INFORMATION GIVEN:
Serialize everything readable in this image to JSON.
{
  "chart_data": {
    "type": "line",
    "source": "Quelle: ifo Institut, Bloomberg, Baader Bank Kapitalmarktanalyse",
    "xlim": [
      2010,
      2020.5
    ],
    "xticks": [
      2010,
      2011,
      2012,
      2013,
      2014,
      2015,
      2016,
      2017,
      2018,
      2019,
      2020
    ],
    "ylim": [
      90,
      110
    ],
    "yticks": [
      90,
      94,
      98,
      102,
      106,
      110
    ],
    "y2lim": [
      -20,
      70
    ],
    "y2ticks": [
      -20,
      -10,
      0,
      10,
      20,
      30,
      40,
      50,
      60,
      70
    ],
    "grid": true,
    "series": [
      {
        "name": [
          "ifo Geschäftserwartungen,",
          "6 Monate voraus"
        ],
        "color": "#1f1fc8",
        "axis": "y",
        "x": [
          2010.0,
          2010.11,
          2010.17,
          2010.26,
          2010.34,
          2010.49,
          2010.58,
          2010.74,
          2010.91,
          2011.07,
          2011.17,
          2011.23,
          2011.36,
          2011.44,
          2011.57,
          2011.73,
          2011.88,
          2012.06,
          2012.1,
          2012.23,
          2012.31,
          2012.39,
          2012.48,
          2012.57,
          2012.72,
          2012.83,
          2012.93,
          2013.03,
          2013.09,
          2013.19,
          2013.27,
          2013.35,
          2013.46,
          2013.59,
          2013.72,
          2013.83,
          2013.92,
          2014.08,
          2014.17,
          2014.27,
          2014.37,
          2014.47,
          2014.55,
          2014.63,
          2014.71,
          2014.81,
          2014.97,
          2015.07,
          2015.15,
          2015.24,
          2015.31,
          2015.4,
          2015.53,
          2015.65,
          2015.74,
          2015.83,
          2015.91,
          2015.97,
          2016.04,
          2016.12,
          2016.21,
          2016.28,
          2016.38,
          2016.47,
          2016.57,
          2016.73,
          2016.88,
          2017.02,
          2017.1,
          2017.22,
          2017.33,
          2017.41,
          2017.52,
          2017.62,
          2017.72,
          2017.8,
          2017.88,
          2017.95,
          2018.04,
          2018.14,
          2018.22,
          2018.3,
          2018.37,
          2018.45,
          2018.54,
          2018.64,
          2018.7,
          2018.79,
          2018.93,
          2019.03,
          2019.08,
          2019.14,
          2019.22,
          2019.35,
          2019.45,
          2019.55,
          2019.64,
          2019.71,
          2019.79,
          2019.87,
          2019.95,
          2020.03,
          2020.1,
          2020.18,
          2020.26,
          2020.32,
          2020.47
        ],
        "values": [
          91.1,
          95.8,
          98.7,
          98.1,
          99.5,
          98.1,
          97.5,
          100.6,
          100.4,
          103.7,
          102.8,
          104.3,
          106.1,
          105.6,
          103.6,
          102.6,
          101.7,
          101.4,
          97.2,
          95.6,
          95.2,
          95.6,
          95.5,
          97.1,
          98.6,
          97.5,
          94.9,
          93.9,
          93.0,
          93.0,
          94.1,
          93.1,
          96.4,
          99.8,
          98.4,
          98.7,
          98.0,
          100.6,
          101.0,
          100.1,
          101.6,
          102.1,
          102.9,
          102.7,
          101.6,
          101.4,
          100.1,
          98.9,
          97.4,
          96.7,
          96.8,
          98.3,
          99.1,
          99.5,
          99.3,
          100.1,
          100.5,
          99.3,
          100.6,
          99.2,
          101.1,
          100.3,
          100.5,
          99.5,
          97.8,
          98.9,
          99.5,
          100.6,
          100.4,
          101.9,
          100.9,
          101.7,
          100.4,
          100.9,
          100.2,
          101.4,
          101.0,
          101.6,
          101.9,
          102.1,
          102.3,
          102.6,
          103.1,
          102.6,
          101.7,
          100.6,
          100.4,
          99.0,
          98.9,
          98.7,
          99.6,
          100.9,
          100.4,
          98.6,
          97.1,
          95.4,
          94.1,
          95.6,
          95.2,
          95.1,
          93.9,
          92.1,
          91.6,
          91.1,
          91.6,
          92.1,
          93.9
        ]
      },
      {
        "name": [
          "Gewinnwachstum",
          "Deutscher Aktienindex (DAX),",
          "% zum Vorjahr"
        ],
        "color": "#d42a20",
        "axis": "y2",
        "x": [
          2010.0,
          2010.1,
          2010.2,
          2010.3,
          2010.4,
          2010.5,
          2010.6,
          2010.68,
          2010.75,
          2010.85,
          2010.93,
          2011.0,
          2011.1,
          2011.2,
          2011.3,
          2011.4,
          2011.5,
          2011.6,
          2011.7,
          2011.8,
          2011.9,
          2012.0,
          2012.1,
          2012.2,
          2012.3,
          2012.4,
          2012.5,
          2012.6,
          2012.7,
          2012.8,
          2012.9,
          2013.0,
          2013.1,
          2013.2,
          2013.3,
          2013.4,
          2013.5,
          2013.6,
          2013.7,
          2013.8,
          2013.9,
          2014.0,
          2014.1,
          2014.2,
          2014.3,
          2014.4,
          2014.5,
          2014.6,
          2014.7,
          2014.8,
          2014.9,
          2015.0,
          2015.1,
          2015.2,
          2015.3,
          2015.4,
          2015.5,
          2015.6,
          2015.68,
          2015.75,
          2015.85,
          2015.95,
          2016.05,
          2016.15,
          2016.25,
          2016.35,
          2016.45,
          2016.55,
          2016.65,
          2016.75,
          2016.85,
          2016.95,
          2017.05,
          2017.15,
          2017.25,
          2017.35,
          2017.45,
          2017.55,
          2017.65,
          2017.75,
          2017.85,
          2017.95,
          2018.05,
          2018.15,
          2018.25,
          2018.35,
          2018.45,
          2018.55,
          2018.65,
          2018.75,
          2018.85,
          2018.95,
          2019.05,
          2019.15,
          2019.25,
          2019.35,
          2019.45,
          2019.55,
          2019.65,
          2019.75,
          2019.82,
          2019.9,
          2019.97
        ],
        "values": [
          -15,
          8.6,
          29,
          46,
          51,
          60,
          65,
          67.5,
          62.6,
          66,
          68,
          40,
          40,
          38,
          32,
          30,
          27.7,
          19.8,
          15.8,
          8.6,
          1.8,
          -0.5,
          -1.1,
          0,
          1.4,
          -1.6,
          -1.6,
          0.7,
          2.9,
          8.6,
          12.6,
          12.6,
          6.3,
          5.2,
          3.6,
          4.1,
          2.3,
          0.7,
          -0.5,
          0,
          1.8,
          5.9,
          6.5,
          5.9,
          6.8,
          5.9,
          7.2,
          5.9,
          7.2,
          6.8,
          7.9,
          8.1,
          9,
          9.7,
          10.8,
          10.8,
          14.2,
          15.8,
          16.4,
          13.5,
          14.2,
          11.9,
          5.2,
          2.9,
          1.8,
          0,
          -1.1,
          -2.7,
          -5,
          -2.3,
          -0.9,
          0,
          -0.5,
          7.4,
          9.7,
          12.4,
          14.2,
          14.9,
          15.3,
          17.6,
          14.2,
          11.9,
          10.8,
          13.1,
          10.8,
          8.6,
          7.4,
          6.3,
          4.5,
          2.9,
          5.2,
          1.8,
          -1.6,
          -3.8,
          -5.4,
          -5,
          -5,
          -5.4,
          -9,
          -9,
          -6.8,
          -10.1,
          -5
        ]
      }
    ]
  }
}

GIVEN REQUEST:
Repeat the records exactly, including every line.

RIGHT ANSWER:
Serialize everything readable in this image to JSON.
{
  "chart_data": {
    "type": "line",
    "source": "Quelle: ifo Institut, Bloomberg, Baader Bank Kapitalmarktanalyse",
    "xlim": [
      2010,
      2020.5
    ],
    "xticks": [
      2010,
      2011,
      2012,
      2013,
      2014,
      2015,
      2016,
      2017,
      2018,
      2019,
      2020
    ],
    "ylim": [
      90,
      110
    ],
    "yticks": [
      90,
      94,
      98,
      102,
      106,
      110
    ],
    "y2lim": [
      -20,
      70
    ],
    "y2ticks": [
      -20,
      -10,
      0,
      10,
      20,
      30,
      40,
      50,
      60,
      70
    ],
    "grid": true,
    "series": [
      {
        "name": [
          "ifo Geschäftserwartungen,",
          "6 Monate voraus"
        ],
        "color": "#1f1fc8",
        "axis": "y",
        "x": [
          2010.0,
          2010.11,
          2010.17,
          2010.26,
          2010.34,
          2010.49,
          2010.58,
          2010.74,
          2010.91,
          2011.07,
          2011.17,
          2011.23,
          2011.36,
          2011.44,
          2011.57,
          2011.73,
          2011.88,
          2012.06,
          2012.1,
          2012.23,
          2012.31,
          2012.39,
          2012.48,
          2012.57,
          2012.72,
          2012.83,
          2012.93,
          2013.03,
          2013.09,
          2013.19,
          2013.27,
          2013.35,
          2013.46,
          2013.59,
          2013.72,
          2013.83,
          2013.92,
          2014.08,
          2014.17,
          2014.27,
          2014.37,
          2014.47,
          2014.55,
          2014.63,
          2014.71,
          2014.81,
          2014.97,
          2015.07,
          2015.15,
          2015.24,
          2015.31,
          2015.4,
          2015.53,
          2015.65,
          2015.74,
          2015.83,
          2015.91,
          2015.97,
          2016.04,
          2016.12,
          2016.21,
          2016.28,
          2016.38,
          2016.47,
          2016.57,
          2016.73,
          2016.88,
          2017.02,
          2017.1,
          2017.22,
          2017.33,
          2017.41,
          2017.52,
          2017.62,
          2017.72,
          2017.8,
          2017.88,
          2017.95,
          2018.04,
          2018.14,
          2018.22,
          2018.3,
          2018.37,
          2018.45,
          2018.54,
          2018.64,
          2018.7,
          2018.79,
          2018.93,
          2019.03,
          2019.08,
          2019.14,
          2019.22,
          2019.35,
          2019.45,
          2019.55,
          2019.64,
          2019.71,
          2019.79,
          2019.87,
          2019.95,
          2020.03,
          2020.1,
          2020.18,
          2020.26,
          2020.32,
          2020.47
        ],
        "values": [
          91.1,
          95.8,
          98.7,
          98.1,
          99.5,
          98.1,
          97.5,
          100.6,
          100.4,
          103.7,
          102.8,
          104.3,
          106.1,
          105.6,
          103.6,
          102.6,
          101.7,
          101.4,
          97.2,
          95.6,
          95.2,
          95.6,
          95.5,
          97.1,
          98.6,
          97.5,
          94.9,
          93.9,
          93.0,
          93.0,
          94.1,
          93.1,
          96.4,
          99.8,
          98.4,
          98.7,
          98.0,
          100.6,
          101.0,
          100.1,
          101.6,
          102.1,
          102.9,
          102.7,
          101.6,
          101.4,
          100.1,
          98.9,
          97.4,
          96.7,
          96.8,
          98.3,
          99.1,
          99.5,
          99.3,
          100.1,
          100.5,
          99.3,
          100.6,
          99.2,
          101.1,
          100.3,
          100.5,
          99.5,
          97.8,
          98.9,
          99.5,
          100.6,
          100.4,
          101.9,
          100.9,
          101.7,
          100.4,
          100.9,
          100.2,
          101.4,
          101.0,
          101.6,
          101.9,
          102.1,
          102.3,
          102.6,
          103.1,
          102.6,
          101.7,
          100.6,
          100.4,
          99.0,
          98.9,
          98.7,
          99.6,
          100.9,
          100.4,
          98.6,
          97.1,
          95.4,
          94.1,
          95.6,
          95.2,
          95.1,
          93.9,
          92.1,
          91.6,
          91.1,
          91.6,
          92.1,
          93.9
        ]
      },
      {
        "name": [
          "Gewinnwachstum",
          "Deutscher Aktienindex (DAX),",
          "% zum Vorjahr"
        ],
        "color": "#d42a20",
        "axis": "y2",
        "x": [
          2010.0,
          2010.1,
          2010.2,
          2010.3,
          2010.4,
          2010.5,
          2010.6,
          2010.68,
          2010.75,
          2010.85,
          2010.93,
          2011.0,
          2011.1,
          2011.2,
          2011.3,
          2011.4,
          2011.5,
          2011.6,
          2011.7,
          2011.8,
          2011.9,
          2012.0,
          2012.1,
          2012.2,
          2012.3,
          2012.4,
          2012.5,
          2012.6,
          2012.7,
          2012.8,
          2012.9,
          2013.0,
          2013.1,
          2013.2,
          2013.3,
          2013.4,
          2013.5,
          2013.6,
          2013.7,
          2013.8,
          2013.9,
          2014.0,
          2014.1,
          2014.2,
          2014.3,
          2014.4,
          2014.5,
          2014.6,
          2014.7,
          2014.8,
          2014.9,
          2015.0,
          2015.1,
          2015.2,
          2015.3,
          2015.4,
          2015.5,
          2015.6,
          2015.68,
          2015.75,
          2015.85,
          2015.95,
          2016.05,
          2016.15,
          2016.25,
          2016.35,
          2016.45,
          2016.55,
          2016.65,
          2016.75,
          2016.85,
          2016.95,
          2017.05,
          2017.15,
          2017.25,
          2017.35,
          2017.45,
          2017.55,
          2017.65,
          2017.75,
          2017.85,
          2017.95,
          2018.05,
          2018.15,
          2018.25,
          2018.35,
          2018.45,
          2018.55,
          2018.65,
          2018.75,
          2018.85,
          2018.95,
          2019.05,
          2019.15,
          2019.25,
          2019.35,
          2019.45,
          2019.55,
          2019.65,
          2019.75,
          2019.82,
          2019.9,
          2019.97
        ],
        "values": [
          -15,
          8.6,
          29,
          46,
          51,
          60,
          65,
          67.5,
          62.6,
          66,
          68,
          40,
          40,
          38,
          32,
          30,
          27.7,
          19.8,
          15.8,
          8.6,
          1.8,
          -0.5,
          -1.1,
          0,
          1.4,
          -1.6,
          -1.6,
          0.7,
          2.9,
          8.6,
          12.6,
          12.6,
          6.3,
          5.2,
          3.6,
          4.1,
          2.3,
          0.7,
          -0.5,
          0,
          1.8,
          5.9,
          6.5,
          5.9,
          6.8,
          5.9,
          7.2,
          5.9,
          7.2,
          6.8,
          7.9,
          8.1,
          9,
          9.7,
          10.8,
          10.8,
          14.2,
          15.8,
          16.4,
          13.5,
          14.2,
          11.9,
          5.2,
          2.9,
          1.8,
          0,
          -1.1,
          -2.7,
          -5,
          -2.3,
          -0.9,
          0,
          -0.5,
          7.4,
          9.7,
          12.4,
          14.2,
          14.9,
          15.3,
          17.6,
          14.2,
          11.9,
          10.8,
          13.1,
          10.8,
          8.6,
          7.4,
          6.3,
          4.5,
          2.9,
          5.2,
          1.8,
          -1.6,
          -3.8,
          -5.4,
          -5,
          -5,
          -5.4,
          -9,
          -9,
          -6.8,
          -10.1,
          -5
        ]
      }
    ]
  }
}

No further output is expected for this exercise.